Stored records

◇ ◇ ◇ ◇

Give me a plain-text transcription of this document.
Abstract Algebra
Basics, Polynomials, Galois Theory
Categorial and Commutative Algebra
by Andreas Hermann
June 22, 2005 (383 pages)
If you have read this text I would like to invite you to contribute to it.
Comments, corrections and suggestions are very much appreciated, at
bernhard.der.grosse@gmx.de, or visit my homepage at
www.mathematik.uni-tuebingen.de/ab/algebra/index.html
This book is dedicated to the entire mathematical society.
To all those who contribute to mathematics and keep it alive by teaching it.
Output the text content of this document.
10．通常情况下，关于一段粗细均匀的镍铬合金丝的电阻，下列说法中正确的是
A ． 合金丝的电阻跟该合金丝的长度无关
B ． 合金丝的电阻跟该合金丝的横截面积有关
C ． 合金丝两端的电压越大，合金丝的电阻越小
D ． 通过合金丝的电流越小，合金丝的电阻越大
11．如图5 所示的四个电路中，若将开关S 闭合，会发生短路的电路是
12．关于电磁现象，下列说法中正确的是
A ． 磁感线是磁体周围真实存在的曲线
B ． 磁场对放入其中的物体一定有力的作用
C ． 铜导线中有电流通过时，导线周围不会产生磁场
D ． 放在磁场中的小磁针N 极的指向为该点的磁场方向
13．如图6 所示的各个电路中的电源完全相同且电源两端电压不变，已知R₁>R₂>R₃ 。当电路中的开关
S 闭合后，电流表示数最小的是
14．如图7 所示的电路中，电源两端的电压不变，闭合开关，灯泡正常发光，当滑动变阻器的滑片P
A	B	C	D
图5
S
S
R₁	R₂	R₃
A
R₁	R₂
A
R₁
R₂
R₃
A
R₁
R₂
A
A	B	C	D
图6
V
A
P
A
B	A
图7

◇ ◇ ◇ ◇

* _EXERCISE DETAILS_
Go through the listing above line by line and say how many lines hold the word "text". Reply with that number only.

* _CORRECT RESULT_
3